*Written request:* Reproduce word for word everything in the listing from the line containing "Patent image size: (765, 627)." down to the line containing "The winding system 6 is at (377, 215).", with both of those lines included.

*Excerpted records:*
┏━━
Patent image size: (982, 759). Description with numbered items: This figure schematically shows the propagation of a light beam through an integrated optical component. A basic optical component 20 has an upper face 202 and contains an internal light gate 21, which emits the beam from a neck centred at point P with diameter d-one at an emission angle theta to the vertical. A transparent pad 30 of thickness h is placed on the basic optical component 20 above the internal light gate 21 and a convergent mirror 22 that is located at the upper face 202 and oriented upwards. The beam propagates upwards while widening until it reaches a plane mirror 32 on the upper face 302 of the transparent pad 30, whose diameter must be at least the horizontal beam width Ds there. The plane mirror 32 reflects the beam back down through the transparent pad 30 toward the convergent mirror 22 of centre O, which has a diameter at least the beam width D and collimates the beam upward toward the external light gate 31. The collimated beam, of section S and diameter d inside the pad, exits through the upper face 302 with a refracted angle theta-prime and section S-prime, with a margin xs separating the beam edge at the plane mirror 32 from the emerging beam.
┗━━
┏━━
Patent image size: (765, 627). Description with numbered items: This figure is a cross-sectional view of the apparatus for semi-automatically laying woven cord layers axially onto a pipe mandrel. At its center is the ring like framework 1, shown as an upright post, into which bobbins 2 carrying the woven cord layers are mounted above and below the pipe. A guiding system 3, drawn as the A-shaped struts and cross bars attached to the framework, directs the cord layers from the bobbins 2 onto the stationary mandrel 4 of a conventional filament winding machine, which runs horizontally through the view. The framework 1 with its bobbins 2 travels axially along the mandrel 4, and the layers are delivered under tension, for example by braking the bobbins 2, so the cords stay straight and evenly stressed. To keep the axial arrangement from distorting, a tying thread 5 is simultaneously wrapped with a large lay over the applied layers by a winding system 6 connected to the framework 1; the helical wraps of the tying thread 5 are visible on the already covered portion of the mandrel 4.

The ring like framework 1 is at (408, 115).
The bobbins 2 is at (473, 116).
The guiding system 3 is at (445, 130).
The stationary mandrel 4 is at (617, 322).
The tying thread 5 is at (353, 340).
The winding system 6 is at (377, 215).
┗━━
*Output of the task:*
Patent image size: (765, 627). Description with numbered items: This figure is a cross-sectional view of the apparatus for semi-automatically laying woven cord layers axially onto a pipe mandrel. At its center is the ring like framework 1, shown as an upright post, into which bobbins 2 carrying the woven cord layers are mounted above and below the pipe. A guiding system 3, drawn as the A-shaped struts and cross bars attached to the framework, directs the cord layers from the bobbins 2 onto the stationary mandrel 4 of a conventional filament winding machine, which runs horizontally through the view. The framework 1 with its bobbins 2 travels axially along the mandrel 4, and the layers are delivered under tension, for example by braking the bobbins 2, so the cords stay straight and evenly stressed. To keep the axial arrangement from distorting, a tying thread 5 is simultaneously wrapped with a large lay over the applied layers by a winding system 6 connected to the framework 1; the helical wraps of the tying thread 5 are visible on the already covered portion of the mandrel 4.

The ring like framework 1 is at (408, 115).
The bobbins 2 is at (473, 116).
The guiding system 3 is at (445, 130).
The stationary mandrel 4 is at (617, 322).
The tying thread 5 is at (353, 340).
The winding system 6 is at (377, 215).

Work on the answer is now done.